Task objective. Lines containing "http" are to be counted. Report the count alone.

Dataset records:
=======

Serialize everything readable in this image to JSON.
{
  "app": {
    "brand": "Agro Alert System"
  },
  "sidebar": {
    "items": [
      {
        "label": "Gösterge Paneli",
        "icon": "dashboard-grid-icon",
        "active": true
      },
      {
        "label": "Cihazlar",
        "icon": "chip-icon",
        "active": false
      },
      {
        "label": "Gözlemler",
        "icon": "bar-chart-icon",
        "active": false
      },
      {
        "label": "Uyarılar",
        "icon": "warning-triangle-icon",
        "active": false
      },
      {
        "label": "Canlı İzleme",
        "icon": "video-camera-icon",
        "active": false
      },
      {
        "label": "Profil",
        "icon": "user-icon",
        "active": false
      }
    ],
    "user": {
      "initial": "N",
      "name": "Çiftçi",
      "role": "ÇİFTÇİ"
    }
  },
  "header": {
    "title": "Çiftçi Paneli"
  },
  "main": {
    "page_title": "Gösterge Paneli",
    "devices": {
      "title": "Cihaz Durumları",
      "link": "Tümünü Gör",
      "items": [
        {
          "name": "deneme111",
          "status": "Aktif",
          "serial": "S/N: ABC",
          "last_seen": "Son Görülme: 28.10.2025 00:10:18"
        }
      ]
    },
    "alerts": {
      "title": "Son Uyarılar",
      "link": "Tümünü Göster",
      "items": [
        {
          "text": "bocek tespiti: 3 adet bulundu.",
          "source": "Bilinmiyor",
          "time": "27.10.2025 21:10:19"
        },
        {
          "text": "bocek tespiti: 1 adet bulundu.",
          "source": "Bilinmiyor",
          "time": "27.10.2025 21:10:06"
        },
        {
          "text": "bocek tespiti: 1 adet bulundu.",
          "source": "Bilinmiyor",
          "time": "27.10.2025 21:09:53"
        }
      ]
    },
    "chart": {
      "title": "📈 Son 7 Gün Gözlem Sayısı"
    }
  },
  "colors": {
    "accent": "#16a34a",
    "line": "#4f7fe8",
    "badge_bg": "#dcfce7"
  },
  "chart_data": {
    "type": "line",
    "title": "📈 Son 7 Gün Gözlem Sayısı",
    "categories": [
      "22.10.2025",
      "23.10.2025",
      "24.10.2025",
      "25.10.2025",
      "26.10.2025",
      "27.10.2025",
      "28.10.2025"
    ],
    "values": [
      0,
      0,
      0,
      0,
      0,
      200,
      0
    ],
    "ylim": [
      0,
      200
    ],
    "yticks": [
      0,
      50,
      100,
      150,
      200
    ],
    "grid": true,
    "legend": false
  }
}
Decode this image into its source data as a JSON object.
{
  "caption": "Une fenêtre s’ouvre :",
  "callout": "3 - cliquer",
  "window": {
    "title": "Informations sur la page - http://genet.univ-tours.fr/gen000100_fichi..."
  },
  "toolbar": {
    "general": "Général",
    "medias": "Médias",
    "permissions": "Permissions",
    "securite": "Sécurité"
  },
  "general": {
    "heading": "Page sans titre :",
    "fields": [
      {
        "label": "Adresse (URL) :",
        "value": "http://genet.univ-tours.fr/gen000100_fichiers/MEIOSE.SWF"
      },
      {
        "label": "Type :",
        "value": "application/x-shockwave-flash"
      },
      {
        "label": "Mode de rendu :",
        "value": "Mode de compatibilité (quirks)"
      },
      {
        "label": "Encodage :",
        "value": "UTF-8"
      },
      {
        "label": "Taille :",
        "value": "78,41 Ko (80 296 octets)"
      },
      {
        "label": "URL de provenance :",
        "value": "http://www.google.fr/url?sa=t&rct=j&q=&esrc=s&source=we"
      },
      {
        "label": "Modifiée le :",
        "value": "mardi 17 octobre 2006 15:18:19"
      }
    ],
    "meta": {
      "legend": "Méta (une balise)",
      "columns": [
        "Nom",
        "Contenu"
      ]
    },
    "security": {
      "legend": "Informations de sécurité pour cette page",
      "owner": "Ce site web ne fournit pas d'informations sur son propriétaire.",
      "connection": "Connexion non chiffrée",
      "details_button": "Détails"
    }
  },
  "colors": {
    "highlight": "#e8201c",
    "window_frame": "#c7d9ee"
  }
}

=======

Expected answer. 3